Exercise objective: Within the material below, find each line bearing the word "into" and present it.
#####
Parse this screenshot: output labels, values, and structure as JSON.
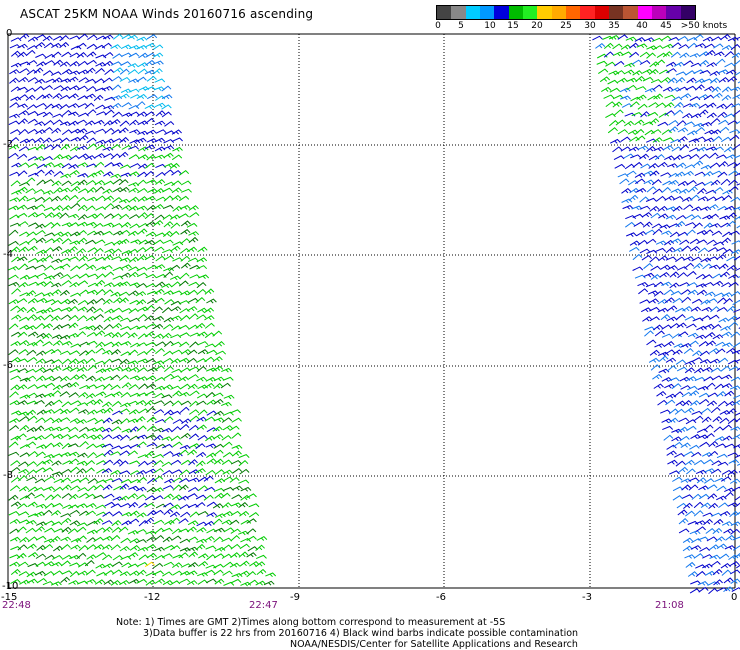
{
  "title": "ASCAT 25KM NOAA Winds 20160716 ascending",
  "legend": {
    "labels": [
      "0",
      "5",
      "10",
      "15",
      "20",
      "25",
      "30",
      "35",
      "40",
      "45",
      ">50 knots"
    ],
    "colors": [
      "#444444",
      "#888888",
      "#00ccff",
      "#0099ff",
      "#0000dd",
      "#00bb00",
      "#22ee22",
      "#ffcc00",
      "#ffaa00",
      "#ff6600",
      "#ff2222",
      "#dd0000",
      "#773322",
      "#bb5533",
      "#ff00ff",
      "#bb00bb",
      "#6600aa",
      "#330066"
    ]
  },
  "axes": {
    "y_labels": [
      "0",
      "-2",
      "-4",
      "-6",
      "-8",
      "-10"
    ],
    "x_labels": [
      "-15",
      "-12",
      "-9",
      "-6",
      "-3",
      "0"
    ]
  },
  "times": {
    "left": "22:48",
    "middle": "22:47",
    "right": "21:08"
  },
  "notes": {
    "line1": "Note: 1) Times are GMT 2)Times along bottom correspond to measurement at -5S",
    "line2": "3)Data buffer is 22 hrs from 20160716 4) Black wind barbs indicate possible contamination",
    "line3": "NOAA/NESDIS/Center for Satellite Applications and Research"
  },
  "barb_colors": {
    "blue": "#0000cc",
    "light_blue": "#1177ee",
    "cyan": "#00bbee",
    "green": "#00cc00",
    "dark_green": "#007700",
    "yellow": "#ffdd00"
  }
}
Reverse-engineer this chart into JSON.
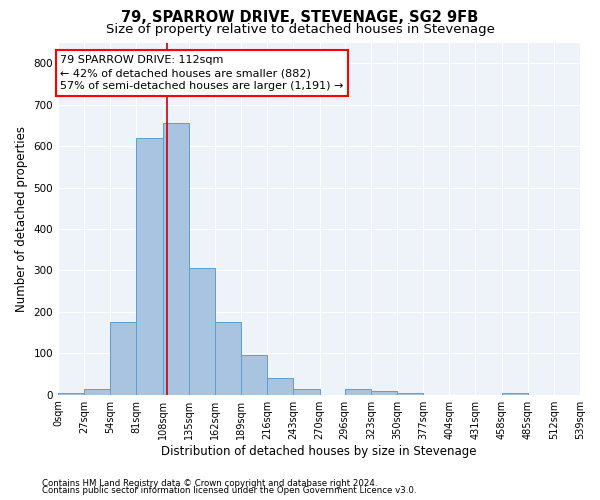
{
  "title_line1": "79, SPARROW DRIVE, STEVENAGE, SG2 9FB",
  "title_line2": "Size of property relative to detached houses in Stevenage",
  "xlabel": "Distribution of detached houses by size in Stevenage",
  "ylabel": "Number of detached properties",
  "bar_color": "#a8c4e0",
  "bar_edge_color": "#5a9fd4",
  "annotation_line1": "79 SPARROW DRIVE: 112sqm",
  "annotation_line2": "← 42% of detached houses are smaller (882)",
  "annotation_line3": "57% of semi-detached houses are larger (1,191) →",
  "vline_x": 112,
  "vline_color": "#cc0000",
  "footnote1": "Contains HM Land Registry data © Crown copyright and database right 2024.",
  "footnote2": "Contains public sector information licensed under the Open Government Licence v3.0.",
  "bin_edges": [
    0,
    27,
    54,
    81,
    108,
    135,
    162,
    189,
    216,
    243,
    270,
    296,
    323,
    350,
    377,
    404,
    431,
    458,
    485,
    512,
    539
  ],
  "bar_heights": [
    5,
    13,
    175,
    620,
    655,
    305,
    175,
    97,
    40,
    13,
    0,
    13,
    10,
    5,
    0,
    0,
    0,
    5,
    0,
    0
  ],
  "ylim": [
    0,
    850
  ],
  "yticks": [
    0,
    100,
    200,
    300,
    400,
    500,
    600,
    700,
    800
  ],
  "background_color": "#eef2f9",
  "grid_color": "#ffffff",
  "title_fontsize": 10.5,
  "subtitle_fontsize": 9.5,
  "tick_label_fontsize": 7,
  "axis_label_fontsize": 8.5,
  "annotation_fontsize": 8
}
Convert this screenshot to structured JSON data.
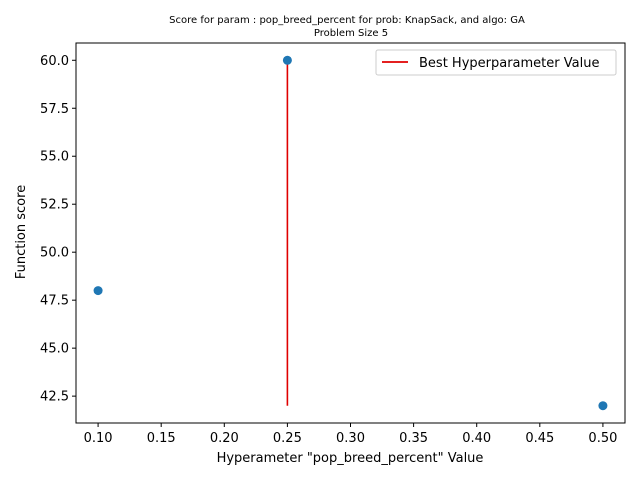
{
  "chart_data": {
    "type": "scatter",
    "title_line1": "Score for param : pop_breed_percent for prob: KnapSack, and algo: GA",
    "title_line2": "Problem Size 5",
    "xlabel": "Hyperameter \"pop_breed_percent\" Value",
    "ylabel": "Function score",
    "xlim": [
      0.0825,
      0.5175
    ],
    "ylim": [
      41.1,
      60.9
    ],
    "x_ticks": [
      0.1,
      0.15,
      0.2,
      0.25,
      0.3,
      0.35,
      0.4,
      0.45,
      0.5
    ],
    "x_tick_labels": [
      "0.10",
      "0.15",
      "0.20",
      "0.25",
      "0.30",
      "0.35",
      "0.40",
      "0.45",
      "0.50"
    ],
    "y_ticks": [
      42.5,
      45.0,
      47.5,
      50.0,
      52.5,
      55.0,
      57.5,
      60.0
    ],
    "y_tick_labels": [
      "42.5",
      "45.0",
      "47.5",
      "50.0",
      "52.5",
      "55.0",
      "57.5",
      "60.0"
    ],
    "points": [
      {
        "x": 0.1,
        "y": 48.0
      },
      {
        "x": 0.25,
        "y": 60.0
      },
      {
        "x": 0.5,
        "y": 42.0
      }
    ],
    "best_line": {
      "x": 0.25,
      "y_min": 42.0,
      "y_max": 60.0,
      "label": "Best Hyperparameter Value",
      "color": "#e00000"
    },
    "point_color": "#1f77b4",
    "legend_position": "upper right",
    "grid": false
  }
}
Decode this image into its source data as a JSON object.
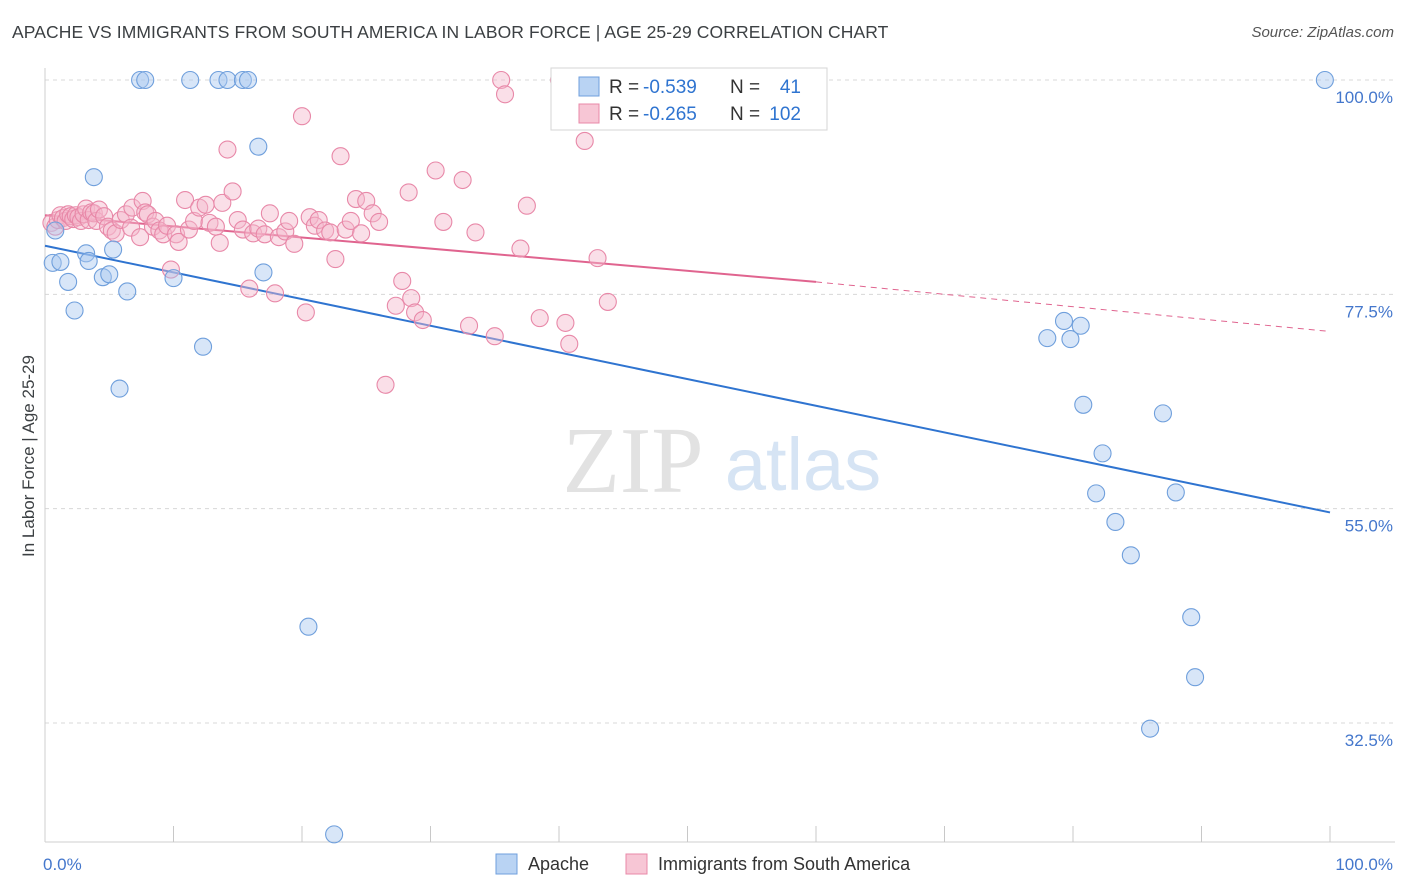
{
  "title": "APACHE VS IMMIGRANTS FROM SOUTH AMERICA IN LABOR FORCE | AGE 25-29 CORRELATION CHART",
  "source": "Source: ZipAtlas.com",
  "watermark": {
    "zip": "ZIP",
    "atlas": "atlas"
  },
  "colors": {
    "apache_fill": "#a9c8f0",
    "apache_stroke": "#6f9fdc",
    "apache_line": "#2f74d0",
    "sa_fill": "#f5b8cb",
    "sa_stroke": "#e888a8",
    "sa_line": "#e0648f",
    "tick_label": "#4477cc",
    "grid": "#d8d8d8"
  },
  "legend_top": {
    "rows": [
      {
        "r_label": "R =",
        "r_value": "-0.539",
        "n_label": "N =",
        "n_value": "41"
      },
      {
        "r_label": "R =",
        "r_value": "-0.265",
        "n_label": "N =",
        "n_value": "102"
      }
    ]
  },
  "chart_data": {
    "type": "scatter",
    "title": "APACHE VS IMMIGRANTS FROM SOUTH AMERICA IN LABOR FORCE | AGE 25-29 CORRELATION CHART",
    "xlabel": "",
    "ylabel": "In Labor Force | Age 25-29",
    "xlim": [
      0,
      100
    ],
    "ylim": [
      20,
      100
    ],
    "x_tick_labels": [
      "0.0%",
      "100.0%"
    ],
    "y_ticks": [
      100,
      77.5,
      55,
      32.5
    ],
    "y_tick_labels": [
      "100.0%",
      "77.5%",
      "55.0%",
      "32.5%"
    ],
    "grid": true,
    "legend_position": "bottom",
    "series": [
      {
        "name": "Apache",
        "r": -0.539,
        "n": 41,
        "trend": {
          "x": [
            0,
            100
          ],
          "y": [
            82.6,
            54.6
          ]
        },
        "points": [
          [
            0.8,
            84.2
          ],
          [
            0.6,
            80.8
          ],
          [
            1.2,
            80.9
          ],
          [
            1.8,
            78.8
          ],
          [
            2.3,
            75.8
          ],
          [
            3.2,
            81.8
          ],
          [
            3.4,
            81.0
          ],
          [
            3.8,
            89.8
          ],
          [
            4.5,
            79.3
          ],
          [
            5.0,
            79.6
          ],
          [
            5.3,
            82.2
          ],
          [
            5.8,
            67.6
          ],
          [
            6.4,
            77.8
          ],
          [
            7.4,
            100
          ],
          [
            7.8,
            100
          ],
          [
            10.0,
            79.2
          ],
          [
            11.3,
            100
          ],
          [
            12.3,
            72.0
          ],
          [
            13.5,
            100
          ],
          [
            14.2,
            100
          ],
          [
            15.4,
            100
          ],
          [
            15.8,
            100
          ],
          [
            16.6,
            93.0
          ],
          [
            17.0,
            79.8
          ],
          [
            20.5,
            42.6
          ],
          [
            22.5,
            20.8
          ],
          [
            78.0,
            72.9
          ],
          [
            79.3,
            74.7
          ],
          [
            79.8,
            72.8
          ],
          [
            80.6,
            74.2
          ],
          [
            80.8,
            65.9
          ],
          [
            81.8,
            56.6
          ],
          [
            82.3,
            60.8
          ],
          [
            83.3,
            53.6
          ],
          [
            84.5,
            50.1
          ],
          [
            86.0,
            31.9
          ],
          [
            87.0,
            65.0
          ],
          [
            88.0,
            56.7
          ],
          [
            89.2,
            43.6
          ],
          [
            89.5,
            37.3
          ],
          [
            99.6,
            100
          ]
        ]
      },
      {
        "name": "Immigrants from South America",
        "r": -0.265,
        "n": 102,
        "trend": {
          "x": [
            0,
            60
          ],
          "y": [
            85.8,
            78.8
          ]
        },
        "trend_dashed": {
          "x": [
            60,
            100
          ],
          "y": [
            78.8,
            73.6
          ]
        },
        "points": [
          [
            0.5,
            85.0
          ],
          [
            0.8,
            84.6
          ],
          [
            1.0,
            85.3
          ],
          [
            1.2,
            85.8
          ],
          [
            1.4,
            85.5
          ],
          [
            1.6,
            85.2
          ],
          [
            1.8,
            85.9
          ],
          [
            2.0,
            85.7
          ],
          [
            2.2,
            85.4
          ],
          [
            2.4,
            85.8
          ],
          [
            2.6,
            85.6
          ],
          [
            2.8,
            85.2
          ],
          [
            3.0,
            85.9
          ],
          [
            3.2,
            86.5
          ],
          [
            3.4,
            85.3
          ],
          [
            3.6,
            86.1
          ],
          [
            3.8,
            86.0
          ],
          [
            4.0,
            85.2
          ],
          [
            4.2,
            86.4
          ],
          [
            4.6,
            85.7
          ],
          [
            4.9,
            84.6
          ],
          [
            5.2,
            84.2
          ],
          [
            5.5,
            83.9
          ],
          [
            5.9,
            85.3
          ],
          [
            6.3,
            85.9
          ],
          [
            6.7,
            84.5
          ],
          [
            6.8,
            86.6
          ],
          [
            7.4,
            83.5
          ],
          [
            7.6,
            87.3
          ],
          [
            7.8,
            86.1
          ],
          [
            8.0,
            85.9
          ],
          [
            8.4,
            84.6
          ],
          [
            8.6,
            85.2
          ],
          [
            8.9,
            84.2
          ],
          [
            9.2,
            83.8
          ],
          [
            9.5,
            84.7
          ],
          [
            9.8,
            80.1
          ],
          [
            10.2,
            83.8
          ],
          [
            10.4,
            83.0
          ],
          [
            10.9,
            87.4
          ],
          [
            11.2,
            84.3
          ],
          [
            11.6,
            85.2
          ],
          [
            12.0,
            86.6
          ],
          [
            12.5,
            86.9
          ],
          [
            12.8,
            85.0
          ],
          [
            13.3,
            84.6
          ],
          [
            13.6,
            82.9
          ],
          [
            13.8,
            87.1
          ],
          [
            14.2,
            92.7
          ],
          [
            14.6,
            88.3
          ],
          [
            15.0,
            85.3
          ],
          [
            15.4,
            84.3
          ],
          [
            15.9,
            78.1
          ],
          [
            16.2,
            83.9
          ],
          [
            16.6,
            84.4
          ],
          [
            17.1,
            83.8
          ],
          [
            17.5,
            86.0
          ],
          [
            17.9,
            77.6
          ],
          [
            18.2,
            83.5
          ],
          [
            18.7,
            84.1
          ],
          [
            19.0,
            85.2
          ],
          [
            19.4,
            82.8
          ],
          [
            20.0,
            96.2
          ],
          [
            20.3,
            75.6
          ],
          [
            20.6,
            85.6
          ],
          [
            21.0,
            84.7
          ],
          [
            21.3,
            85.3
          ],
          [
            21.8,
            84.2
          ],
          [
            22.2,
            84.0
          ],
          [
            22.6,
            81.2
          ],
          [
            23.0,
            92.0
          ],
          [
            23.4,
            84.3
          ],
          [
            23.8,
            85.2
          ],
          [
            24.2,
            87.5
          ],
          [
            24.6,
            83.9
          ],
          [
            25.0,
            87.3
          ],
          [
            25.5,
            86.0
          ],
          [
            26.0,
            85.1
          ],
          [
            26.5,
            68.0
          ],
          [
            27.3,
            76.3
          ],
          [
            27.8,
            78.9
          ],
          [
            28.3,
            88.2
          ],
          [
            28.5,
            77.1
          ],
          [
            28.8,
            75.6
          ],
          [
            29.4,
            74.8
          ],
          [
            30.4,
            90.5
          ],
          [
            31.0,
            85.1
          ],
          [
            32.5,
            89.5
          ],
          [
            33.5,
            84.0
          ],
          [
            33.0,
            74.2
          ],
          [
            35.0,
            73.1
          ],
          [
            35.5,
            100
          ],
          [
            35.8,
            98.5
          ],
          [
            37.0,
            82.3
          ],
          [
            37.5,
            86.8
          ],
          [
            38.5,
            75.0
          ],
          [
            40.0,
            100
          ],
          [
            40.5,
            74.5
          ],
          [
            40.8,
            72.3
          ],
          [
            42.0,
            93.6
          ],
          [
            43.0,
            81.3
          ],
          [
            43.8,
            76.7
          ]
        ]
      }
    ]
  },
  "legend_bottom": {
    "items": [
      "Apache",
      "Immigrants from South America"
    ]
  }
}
#####
Exercise output:
Reverse-engineer this chart into JSON.
Decode this image into its source data as a JSON object.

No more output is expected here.